> **Material**:
----

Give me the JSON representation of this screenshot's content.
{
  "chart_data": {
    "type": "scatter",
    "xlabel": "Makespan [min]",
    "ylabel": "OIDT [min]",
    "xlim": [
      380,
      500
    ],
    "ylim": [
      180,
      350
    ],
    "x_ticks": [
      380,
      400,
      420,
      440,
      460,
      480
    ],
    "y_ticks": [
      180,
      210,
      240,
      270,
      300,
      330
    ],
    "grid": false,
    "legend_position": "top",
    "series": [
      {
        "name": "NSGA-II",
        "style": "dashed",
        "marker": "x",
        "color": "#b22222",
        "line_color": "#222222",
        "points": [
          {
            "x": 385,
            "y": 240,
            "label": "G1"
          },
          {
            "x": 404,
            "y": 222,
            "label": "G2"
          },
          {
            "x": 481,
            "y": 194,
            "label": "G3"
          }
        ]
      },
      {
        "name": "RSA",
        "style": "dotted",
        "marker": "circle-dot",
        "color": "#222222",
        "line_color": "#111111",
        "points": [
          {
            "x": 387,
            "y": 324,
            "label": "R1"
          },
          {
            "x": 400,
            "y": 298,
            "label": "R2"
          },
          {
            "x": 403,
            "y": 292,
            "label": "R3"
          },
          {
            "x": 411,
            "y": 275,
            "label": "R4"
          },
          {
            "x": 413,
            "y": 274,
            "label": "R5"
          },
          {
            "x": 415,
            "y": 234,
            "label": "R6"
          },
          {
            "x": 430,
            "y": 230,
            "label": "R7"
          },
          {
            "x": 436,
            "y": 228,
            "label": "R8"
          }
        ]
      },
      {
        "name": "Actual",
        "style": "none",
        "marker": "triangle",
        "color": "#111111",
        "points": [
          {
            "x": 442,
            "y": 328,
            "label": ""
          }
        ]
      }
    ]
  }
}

----

Output the records above in their entirety, exactly.

Give me the JSON representation of this screenshot's content.
{
  "chart_data": {
    "type": "scatter",
    "xlabel": "Makespan [min]",
    "ylabel": "OIDT [min]",
    "xlim": [
      380,
      500
    ],
    "ylim": [
      180,
      350
    ],
    "x_ticks": [
      380,
      400,
      420,
      440,
      460,
      480
    ],
    "y_ticks": [
      180,
      210,
      240,
      270,
      300,
      330
    ],
    "grid": false,
    "legend_position": "top",
    "series": [
      {
        "name": "NSGA-II",
        "style": "dashed",
        "marker": "x",
        "color": "#b22222",
        "line_color": "#222222",
        "points": [
          {
            "x": 385,
            "y": 240,
            "label": "G1"
          },
          {
            "x": 404,
            "y": 222,
            "label": "G2"
          },
          {
            "x": 481,
            "y": 194,
            "label": "G3"
          }
        ]
      },
      {
        "name": "RSA",
        "style": "dotted",
        "marker": "circle-dot",
        "color": "#222222",
        "line_color": "#111111",
        "points": [
          {
            "x": 387,
            "y": 324,
            "label": "R1"
          },
          {
            "x": 400,
            "y": 298,
            "label": "R2"
          },
          {
            "x": 403,
            "y": 292,
            "label": "R3"
          },
          {
            "x": 411,
            "y": 275,
            "label": "R4"
          },
          {
            "x": 413,
            "y": 274,
            "label": "R5"
          },
          {
            "x": 415,
            "y": 234,
            "label": "R6"
          },
          {
            "x": 430,
            "y": 230,
            "label": "R7"
          },
          {
            "x": 436,
            "y": 228,
            "label": "R8"
          }
        ]
      },
      {
        "name": "Actual",
        "style": "none",
        "marker": "triangle",
        "color": "#111111",
        "points": [
          {
            "x": 442,
            "y": 328,
            "label": ""
          }
        ]
      }
    ]
  }
}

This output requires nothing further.